## Requirements
Copy out the material below in full, but not its images.

__________

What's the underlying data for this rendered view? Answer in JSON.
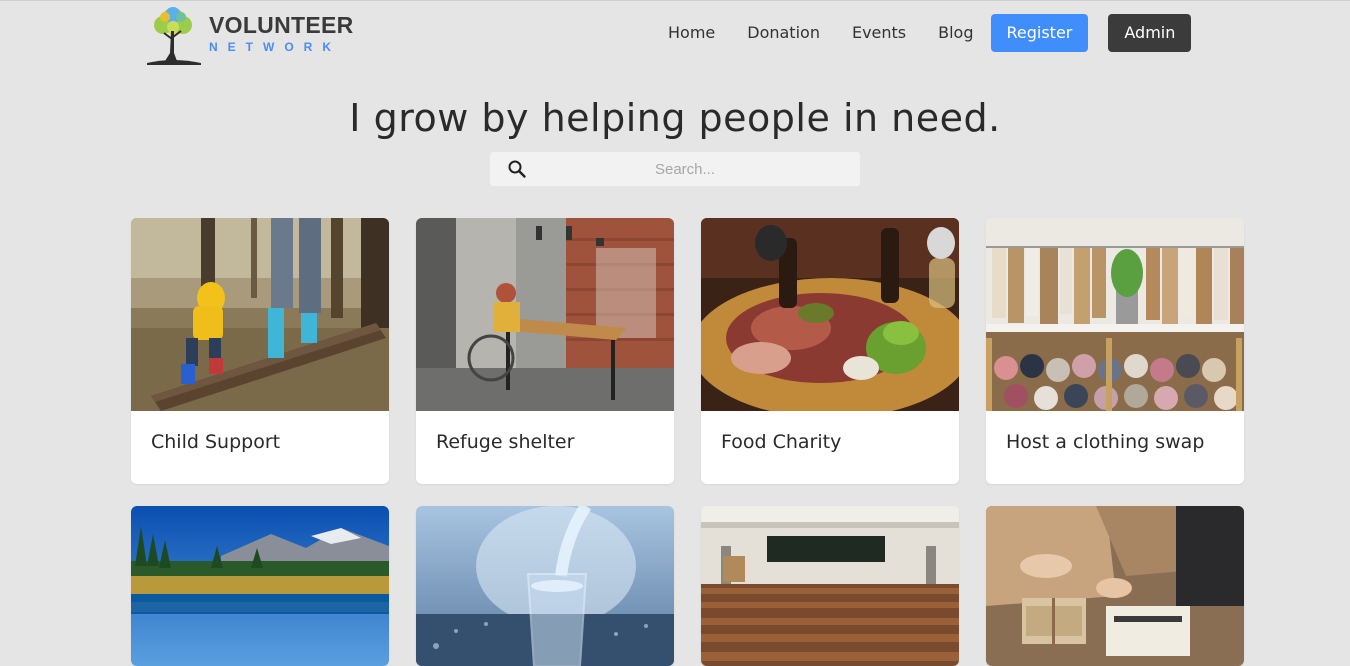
{
  "brand": {
    "line1": "VOLUNTEER",
    "line2": "NETWORK",
    "logo_icon": "tree-icon",
    "accent_color": "#4a8df0"
  },
  "nav": {
    "links": [
      "Home",
      "Donation",
      "Events",
      "Blog"
    ],
    "register_label": "Register",
    "admin_label": "Admin",
    "register_color": "#3f8efc",
    "admin_color": "#3b3b3b"
  },
  "hero": {
    "title": "I grow by helping people in need."
  },
  "search": {
    "placeholder": "Search...",
    "value": "",
    "icon": "search-icon"
  },
  "events": [
    {
      "title": "Child Support",
      "image": "child-walking-on-log-photo"
    },
    {
      "title": "Refuge shelter",
      "image": "woman-in-wheelchair-at-desk-photo"
    },
    {
      "title": "Food Charity",
      "image": "food-platter-photo"
    },
    {
      "title": "Host a clothing swap",
      "image": "clothing-rack-and-fabric-rolls-photo"
    },
    {
      "title": "",
      "image": "mountain-lake-landscape-photo"
    },
    {
      "title": "",
      "image": "water-pouring-into-glass-photo"
    },
    {
      "title": "",
      "image": "empty-lecture-hall-photo"
    },
    {
      "title": "",
      "image": "packing-books-box-photo"
    }
  ]
}
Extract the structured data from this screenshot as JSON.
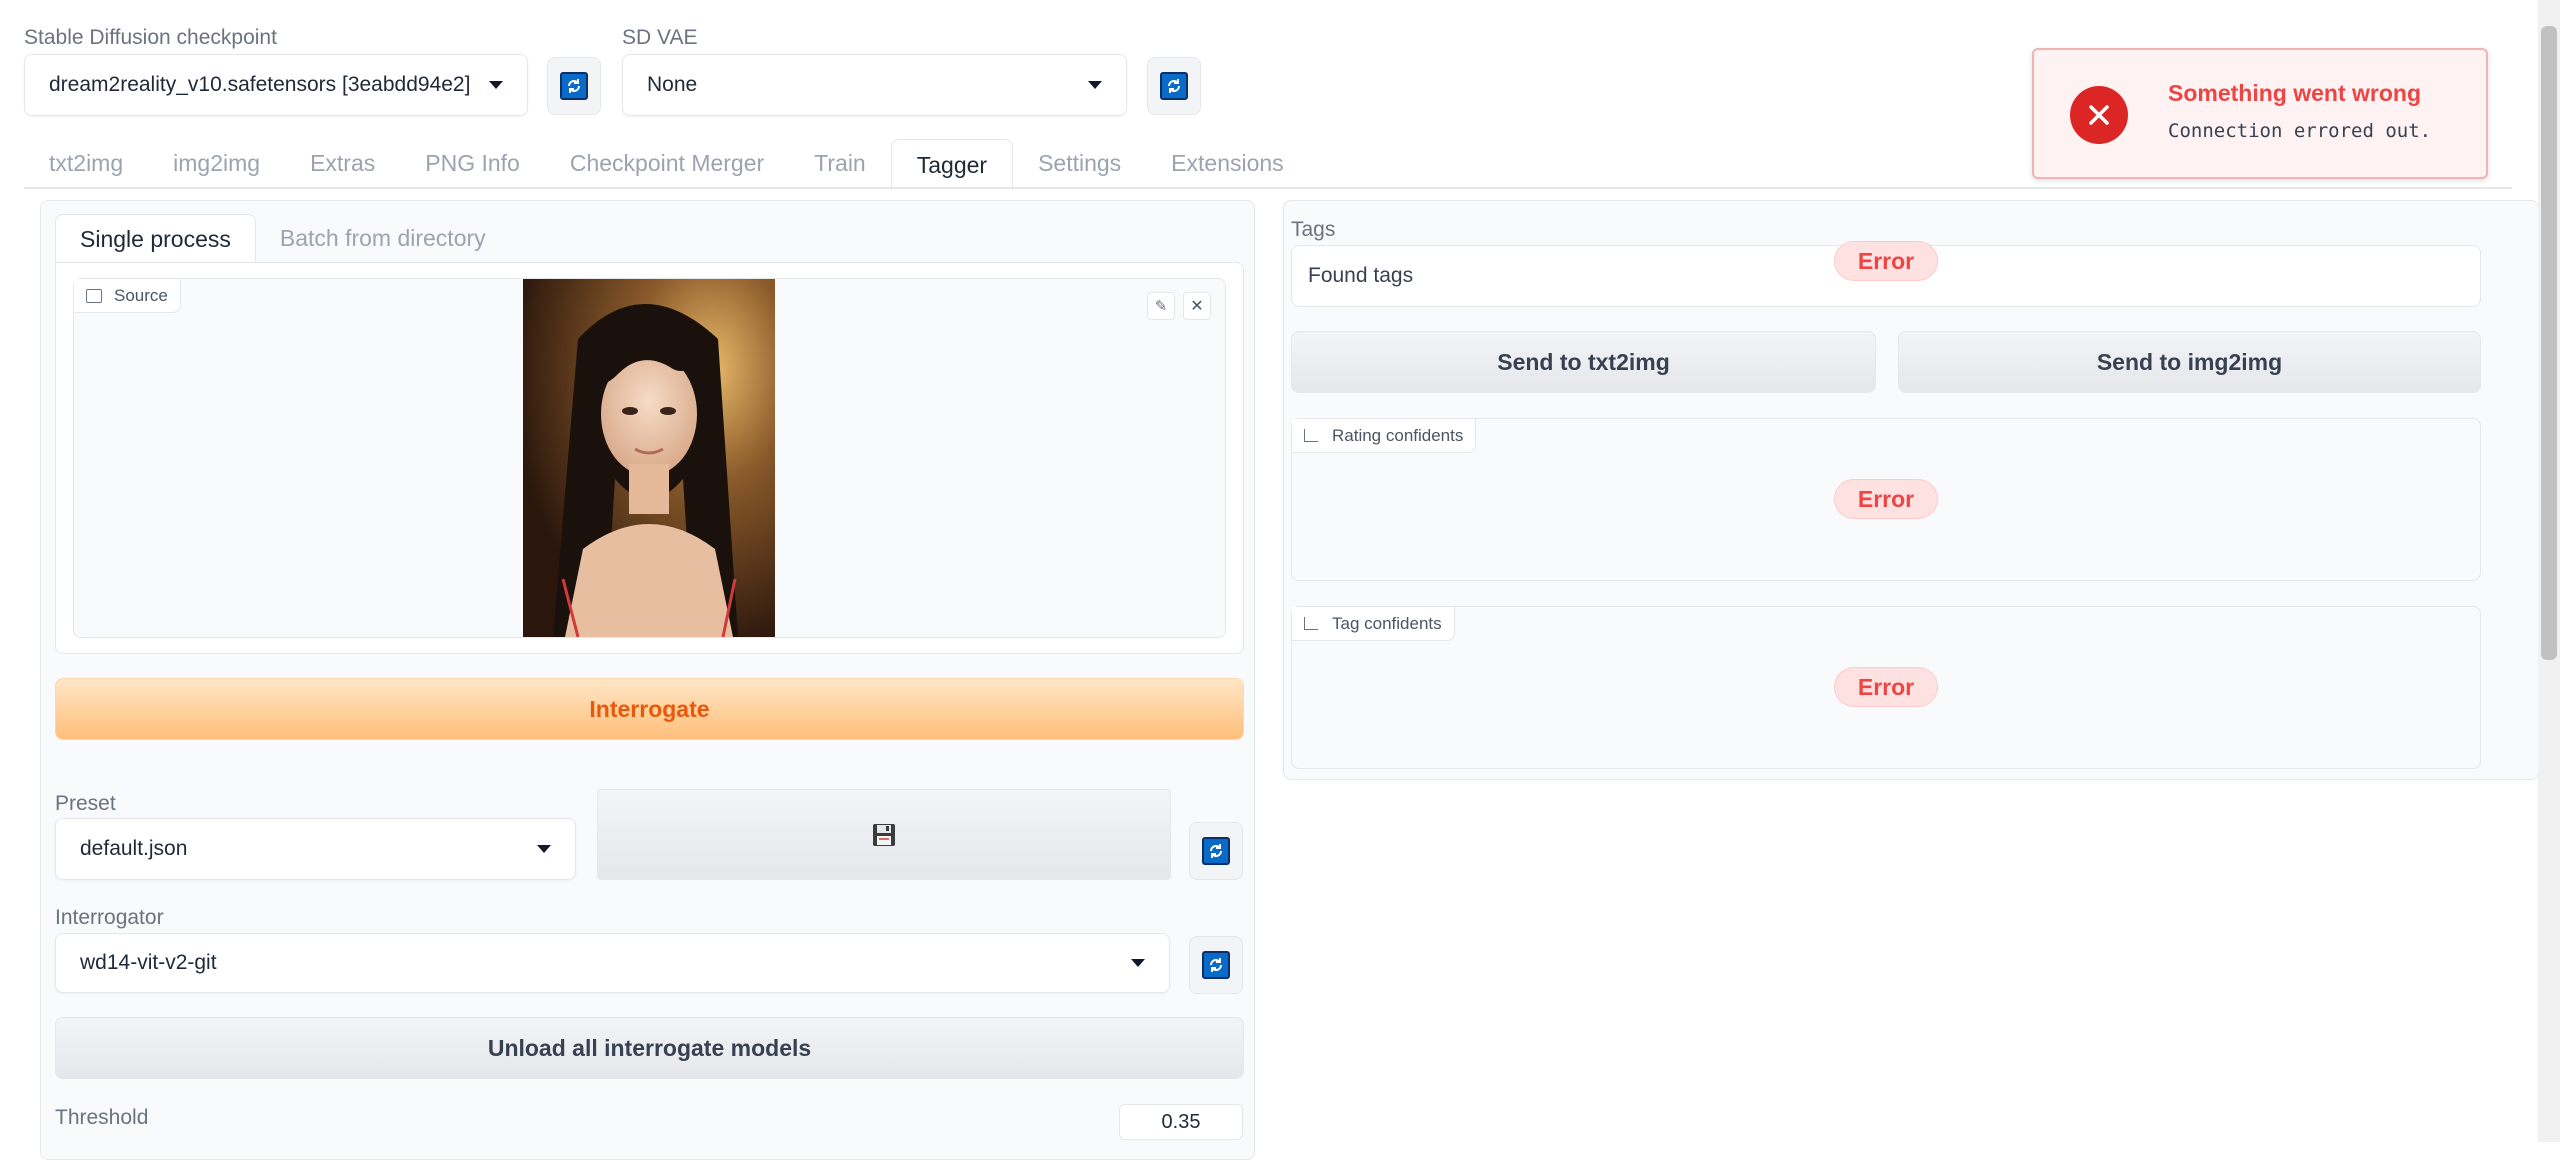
{
  "top": {
    "checkpoint_label": "Stable Diffusion checkpoint",
    "checkpoint_value": "dream2reality_v10.safetensors [3eabdd94e2]",
    "vae_label": "SD VAE",
    "vae_value": "None"
  },
  "tabs": [
    {
      "label": "txt2img"
    },
    {
      "label": "img2img"
    },
    {
      "label": "Extras"
    },
    {
      "label": "PNG Info"
    },
    {
      "label": "Checkpoint Merger"
    },
    {
      "label": "Train"
    },
    {
      "label": "Tagger",
      "active": true
    },
    {
      "label": "Settings"
    },
    {
      "label": "Extensions"
    }
  ],
  "left": {
    "subtabs": [
      {
        "label": "Single process",
        "active": true
      },
      {
        "label": "Batch from directory"
      }
    ],
    "source_label": "Source",
    "interrogate_label": "Interrogate",
    "preset_label": "Preset",
    "preset_value": "default.json",
    "save_icon": "floppy-disk-icon",
    "interrogator_label": "Interrogator",
    "interrogator_value": "wd14-vit-v2-git",
    "unload_label": "Unload all interrogate models",
    "threshold_label": "Threshold",
    "threshold_value": "0.35"
  },
  "right": {
    "tags_label": "Tags",
    "tags_placeholder": "Found tags",
    "send_txt2img": "Send to txt2img",
    "send_img2img": "Send to img2img",
    "rating_label": "Rating confidents",
    "tag_conf_label": "Tag confidents",
    "error_text": "Error"
  },
  "toast": {
    "title": "Something went wrong",
    "message": "Connection errored out."
  },
  "colors": {
    "accent_orange": "#ea580c",
    "error_red": "#dc2626",
    "refresh_blue": "#0a6ac7"
  }
}
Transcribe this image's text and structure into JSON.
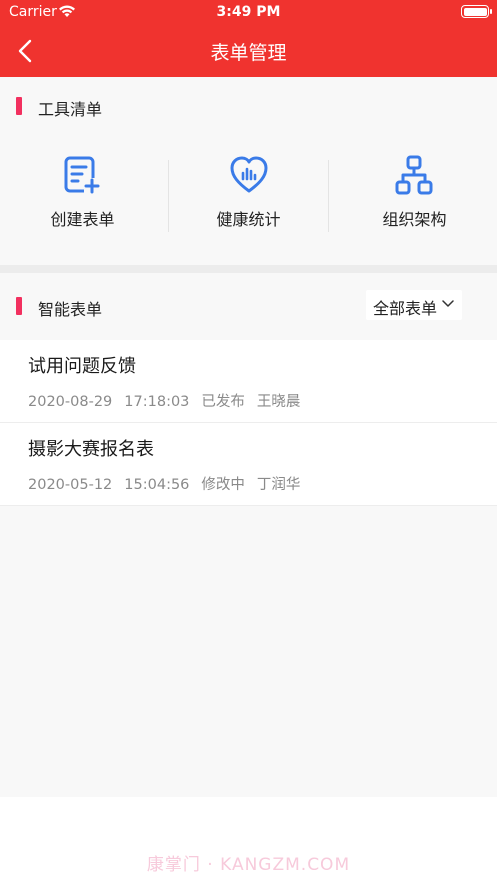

__________

## Written answer
What's the underlying data for this rendered view? Answer in JSON.
{
  "brand": {
    "line1": "VOLUNTEER",
    "line2": "NETWORK",
    "logo_icon": "tree-icon",
    "accent_color": "#4a8df0"
  },
  "nav": {
    "links": [
      "Home",
      "Donation",
      "Events",
      "Blog"
    ],
    "register_label": "Register",
    "admin_label": "Admin",
    "register_color": "#3f8efc",
    "admin_color": "#3b3b3b"
  },
  "hero": {
    "title": "I grow by helping people in need."
  },
  "search": {
    "placeholder": "Search...",
    "value": "",
    "icon": "search-icon"
  },
  "events": [
    {
      "title": "Child Support",
      "image": "child-walking-on-log-photo"
    },
    {
      "title": "Refuge shelter",
      "image": "woman-in-wheelchair-at-desk-photo"
    },
    {
      "title": "Food Charity",
      "image": "food-platter-photo"
    },
    {
      "title": "Host a clothing swap",
      "image": "clothing-rack-and-fabric-rolls-photo"
    },
    {
      "title": "",
      "image": "mountain-lake-landscape-photo"
    },
    {
      "title": "",
      "image": "water-pouring-into-glass-photo"
    },
    {
      "title": "",
      "image": "empty-lecture-hall-photo"
    },
    {
      "title": "",
      "image": "packing-books-box-photo"
    }
  ]
}
Extract the structured data from this screenshot as JSON.
{
  "top": {
    "checkpoint_label": "Stable Diffusion checkpoint",
    "checkpoint_value": "dream2reality_v10.safetensors [3eabdd94e2]",
    "vae_label": "SD VAE",
    "vae_value": "None"
  },
  "tabs": [
    {
      "label": "txt2img"
    },
    {
      "label": "img2img"
    },
    {
      "label": "Extras"
    },
    {
      "label": "PNG Info"
    },
    {
      "label": "Checkpoint Merger"
    },
    {
      "label": "Train"
    },
    {
      "label": "Tagger",
      "active": true
    },
    {
      "label": "Settings"
    },
    {
      "label": "Extensions"
    }
  ],
  "left": {
    "subtabs": [
      {
        "label": "Single process",
        "active": true
      },
      {
        "label": "Batch from directory"
      }
    ],
    "source_label": "Source",
    "interrogate_label": "Interrogate",
    "preset_label": "Preset",
    "preset_value": "default.json",
    "save_icon": "floppy-disk-icon",
    "interrogator_label": "Interrogator",
    "interrogator_value": "wd14-vit-v2-git",
    "unload_label": "Unload all interrogate models",
    "threshold_label": "Threshold",
    "threshold_value": "0.35"
  },
  "right": {
    "tags_label": "Tags",
    "tags_placeholder": "Found tags",
    "send_txt2img": "Send to txt2img",
    "send_img2img": "Send to img2img",
    "rating_label": "Rating confidents",
    "tag_conf_label": "Tag confidents",
    "error_text": "Error"
  },
  "toast": {
    "title": "Something went wrong",
    "message": "Connection errored out."
  },
  "colors": {
    "accent_orange": "#ea580c",
    "error_red": "#dc2626",
    "refresh_blue": "#0a6ac7"
  }
}
Transcribe this image's text and structure into JSON.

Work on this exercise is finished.